### Exercise objective
Your task is to transcribe the records exactly, skipping every image.

### Records for the task
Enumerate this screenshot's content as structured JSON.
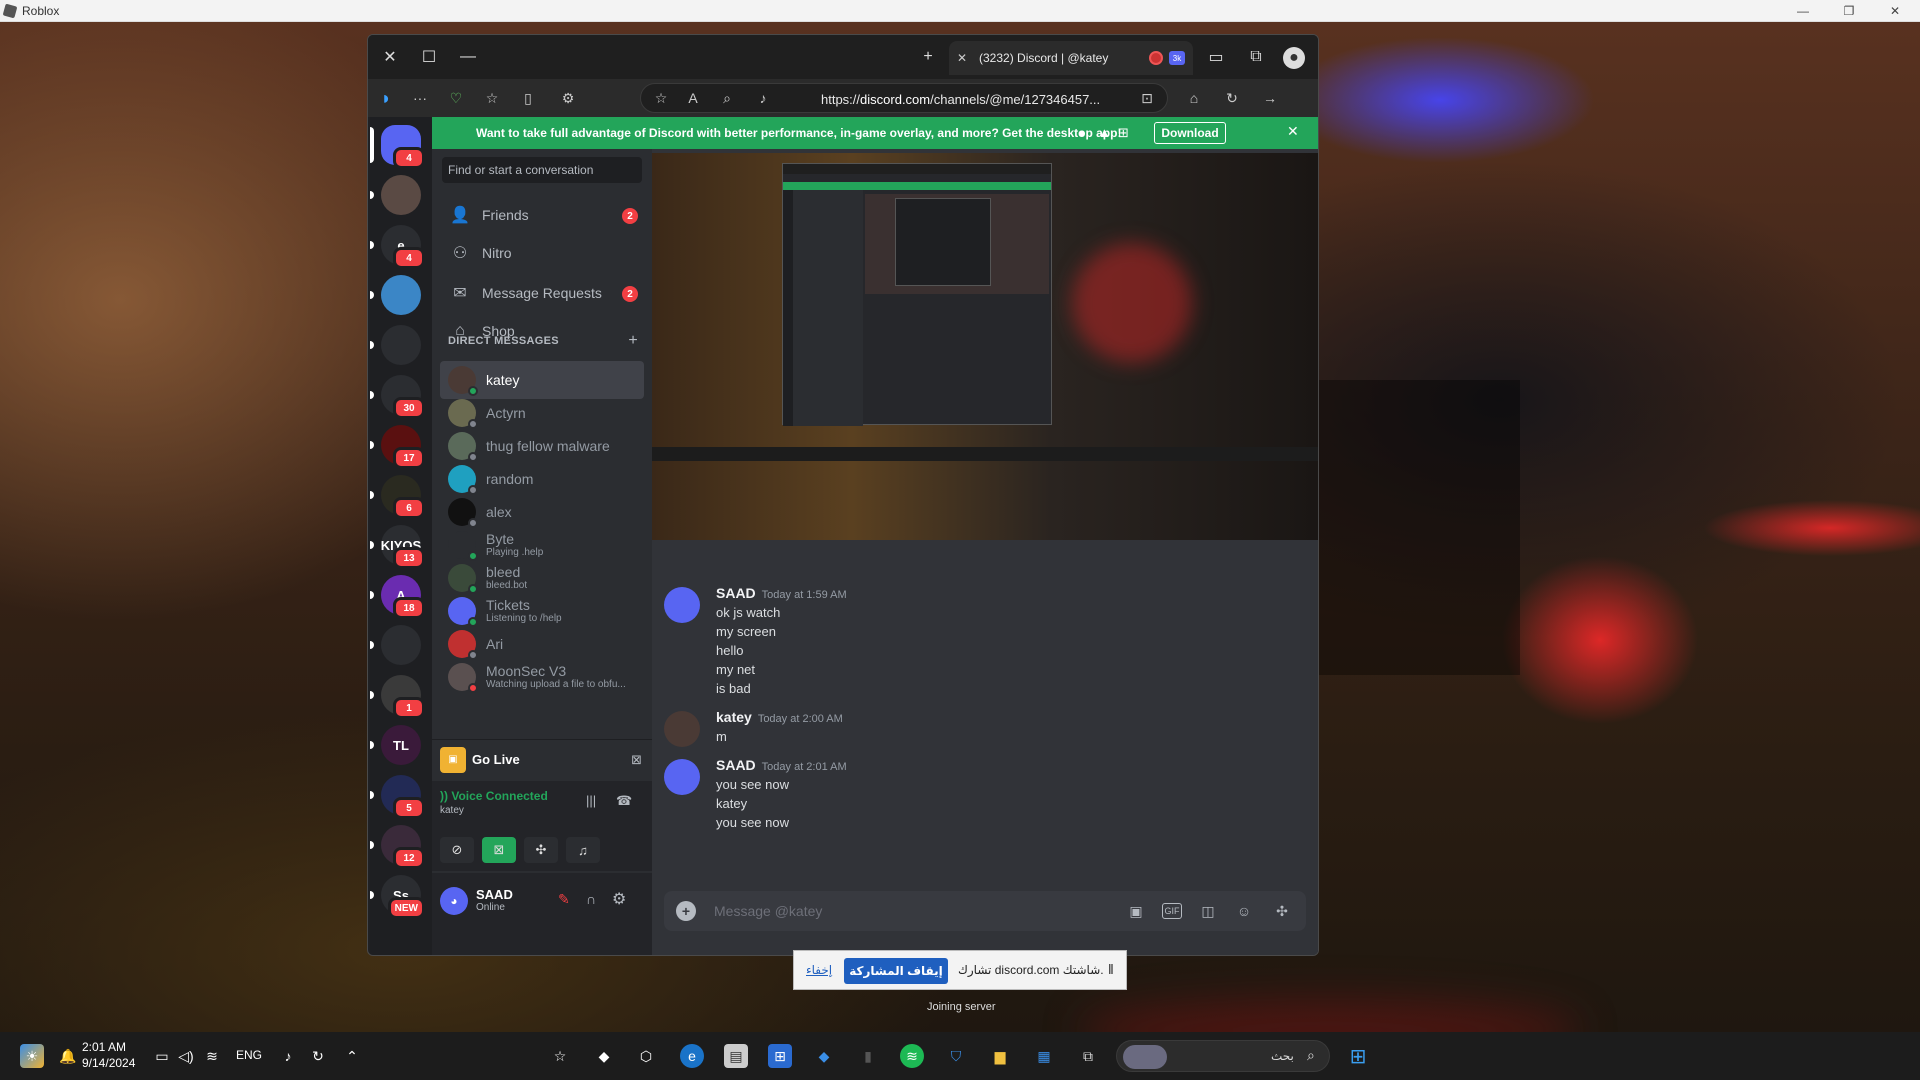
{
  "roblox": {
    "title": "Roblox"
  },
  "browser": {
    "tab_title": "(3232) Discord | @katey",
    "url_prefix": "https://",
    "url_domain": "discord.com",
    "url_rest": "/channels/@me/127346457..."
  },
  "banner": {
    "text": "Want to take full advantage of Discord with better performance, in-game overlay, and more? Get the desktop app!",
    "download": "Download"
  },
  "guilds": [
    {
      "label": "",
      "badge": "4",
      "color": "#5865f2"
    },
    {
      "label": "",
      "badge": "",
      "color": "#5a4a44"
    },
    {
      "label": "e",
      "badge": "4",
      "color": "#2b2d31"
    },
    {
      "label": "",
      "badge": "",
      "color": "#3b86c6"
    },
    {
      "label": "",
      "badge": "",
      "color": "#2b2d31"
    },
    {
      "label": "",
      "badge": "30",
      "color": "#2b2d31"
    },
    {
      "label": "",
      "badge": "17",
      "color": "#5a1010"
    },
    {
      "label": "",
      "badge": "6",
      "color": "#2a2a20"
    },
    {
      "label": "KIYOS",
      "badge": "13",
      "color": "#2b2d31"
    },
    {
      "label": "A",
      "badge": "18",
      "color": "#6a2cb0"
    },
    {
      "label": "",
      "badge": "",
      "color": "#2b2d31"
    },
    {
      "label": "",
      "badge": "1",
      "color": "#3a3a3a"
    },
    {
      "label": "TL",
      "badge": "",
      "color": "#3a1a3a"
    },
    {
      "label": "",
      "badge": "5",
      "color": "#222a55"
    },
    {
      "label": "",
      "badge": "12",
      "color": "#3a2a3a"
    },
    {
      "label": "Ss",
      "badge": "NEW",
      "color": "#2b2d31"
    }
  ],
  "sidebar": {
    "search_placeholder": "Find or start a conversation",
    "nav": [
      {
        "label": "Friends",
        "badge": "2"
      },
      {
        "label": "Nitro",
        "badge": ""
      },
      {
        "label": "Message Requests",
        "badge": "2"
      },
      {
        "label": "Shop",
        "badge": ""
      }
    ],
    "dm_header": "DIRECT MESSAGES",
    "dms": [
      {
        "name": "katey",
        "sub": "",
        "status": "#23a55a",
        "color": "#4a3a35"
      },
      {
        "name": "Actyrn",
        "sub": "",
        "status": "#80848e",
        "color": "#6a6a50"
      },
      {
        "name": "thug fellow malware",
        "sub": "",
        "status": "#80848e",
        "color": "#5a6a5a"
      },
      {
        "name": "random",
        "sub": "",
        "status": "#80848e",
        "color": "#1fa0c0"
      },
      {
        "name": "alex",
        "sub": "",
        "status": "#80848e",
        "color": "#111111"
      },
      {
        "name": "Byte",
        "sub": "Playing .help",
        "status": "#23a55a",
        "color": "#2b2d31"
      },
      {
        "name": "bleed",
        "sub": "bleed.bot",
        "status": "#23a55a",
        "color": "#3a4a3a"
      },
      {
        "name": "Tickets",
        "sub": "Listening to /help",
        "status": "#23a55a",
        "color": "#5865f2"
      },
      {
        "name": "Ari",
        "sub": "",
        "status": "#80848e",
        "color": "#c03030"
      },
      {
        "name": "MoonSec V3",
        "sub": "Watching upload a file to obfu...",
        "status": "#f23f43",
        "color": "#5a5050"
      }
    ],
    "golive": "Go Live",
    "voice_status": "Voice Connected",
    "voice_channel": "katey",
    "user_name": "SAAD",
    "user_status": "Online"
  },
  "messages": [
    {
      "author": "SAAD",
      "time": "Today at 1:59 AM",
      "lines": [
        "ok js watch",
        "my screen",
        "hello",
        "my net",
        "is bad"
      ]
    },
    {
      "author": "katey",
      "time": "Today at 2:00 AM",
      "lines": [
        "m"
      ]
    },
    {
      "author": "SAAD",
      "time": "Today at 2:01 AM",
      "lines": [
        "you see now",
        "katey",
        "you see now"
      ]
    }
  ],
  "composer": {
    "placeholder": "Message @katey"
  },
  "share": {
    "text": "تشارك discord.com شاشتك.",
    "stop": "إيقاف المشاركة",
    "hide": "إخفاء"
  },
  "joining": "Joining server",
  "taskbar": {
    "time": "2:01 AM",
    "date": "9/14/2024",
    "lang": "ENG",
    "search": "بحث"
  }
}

### Result
Enumerate this screenshot's content as structured JSON.
{
  "roblox": {
    "title": "Roblox"
  },
  "browser": {
    "tab_title": "(3232) Discord | @katey",
    "url_prefix": "https://",
    "url_domain": "discord.com",
    "url_rest": "/channels/@me/127346457..."
  },
  "banner": {
    "text": "Want to take full advantage of Discord with better performance, in-game overlay, and more? Get the desktop app!",
    "download": "Download"
  },
  "guilds": [
    {
      "label": "",
      "badge": "4",
      "color": "#5865f2"
    },
    {
      "label": "",
      "badge": "",
      "color": "#5a4a44"
    },
    {
      "label": "e",
      "badge": "4",
      "color": "#2b2d31"
    },
    {
      "label": "",
      "badge": "",
      "color": "#3b86c6"
    },
    {
      "label": "",
      "badge": "",
      "color": "#2b2d31"
    },
    {
      "label": "",
      "badge": "30",
      "color": "#2b2d31"
    },
    {
      "label": "",
      "badge": "17",
      "color": "#5a1010"
    },
    {
      "label": "",
      "badge": "6",
      "color": "#2a2a20"
    },
    {
      "label": "KIYOS",
      "badge": "13",
      "color": "#2b2d31"
    },
    {
      "label": "A",
      "badge": "18",
      "color": "#6a2cb0"
    },
    {
      "label": "",
      "badge": "",
      "color": "#2b2d31"
    },
    {
      "label": "",
      "badge": "1",
      "color": "#3a3a3a"
    },
    {
      "label": "TL",
      "badge": "",
      "color": "#3a1a3a"
    },
    {
      "label": "",
      "badge": "5",
      "color": "#222a55"
    },
    {
      "label": "",
      "badge": "12",
      "color": "#3a2a3a"
    },
    {
      "label": "Ss",
      "badge": "NEW",
      "color": "#2b2d31"
    }
  ],
  "sidebar": {
    "search_placeholder": "Find or start a conversation",
    "nav": [
      {
        "label": "Friends",
        "badge": "2"
      },
      {
        "label": "Nitro",
        "badge": ""
      },
      {
        "label": "Message Requests",
        "badge": "2"
      },
      {
        "label": "Shop",
        "badge": ""
      }
    ],
    "dm_header": "DIRECT MESSAGES",
    "dms": [
      {
        "name": "katey",
        "sub": "",
        "status": "#23a55a",
        "color": "#4a3a35"
      },
      {
        "name": "Actyrn",
        "sub": "",
        "status": "#80848e",
        "color": "#6a6a50"
      },
      {
        "name": "thug fellow malware",
        "sub": "",
        "status": "#80848e",
        "color": "#5a6a5a"
      },
      {
        "name": "random",
        "sub": "",
        "status": "#80848e",
        "color": "#1fa0c0"
      },
      {
        "name": "alex",
        "sub": "",
        "status": "#80848e",
        "color": "#111111"
      },
      {
        "name": "Byte",
        "sub": "Playing .help",
        "status": "#23a55a",
        "color": "#2b2d31"
      },
      {
        "name": "bleed",
        "sub": "bleed.bot",
        "status": "#23a55a",
        "color": "#3a4a3a"
      },
      {
        "name": "Tickets",
        "sub": "Listening to /help",
        "status": "#23a55a",
        "color": "#5865f2"
      },
      {
        "name": "Ari",
        "sub": "",
        "status": "#80848e",
        "color": "#c03030"
      },
      {
        "name": "MoonSec V3",
        "sub": "Watching upload a file to obfu...",
        "status": "#f23f43",
        "color": "#5a5050"
      }
    ],
    "golive": "Go Live",
    "voice_status": "Voice Connected",
    "voice_channel": "katey",
    "user_name": "SAAD",
    "user_status": "Online"
  },
  "messages": [
    {
      "author": "SAAD",
      "time": "Today at 1:59 AM",
      "lines": [
        "ok js watch",
        "my screen",
        "hello",
        "my net",
        "is bad"
      ]
    },
    {
      "author": "katey",
      "time": "Today at 2:00 AM",
      "lines": [
        "m"
      ]
    },
    {
      "author": "SAAD",
      "time": "Today at 2:01 AM",
      "lines": [
        "you see now",
        "katey",
        "you see now"
      ]
    }
  ],
  "composer": {
    "placeholder": "Message @katey"
  },
  "share": {
    "text": "تشارك discord.com شاشتك.",
    "stop": "إيقاف المشاركة",
    "hide": "إخفاء"
  },
  "joining": "Joining server",
  "taskbar": {
    "time": "2:01 AM",
    "date": "9/14/2024",
    "lang": "ENG",
    "search": "بحث"
  }
}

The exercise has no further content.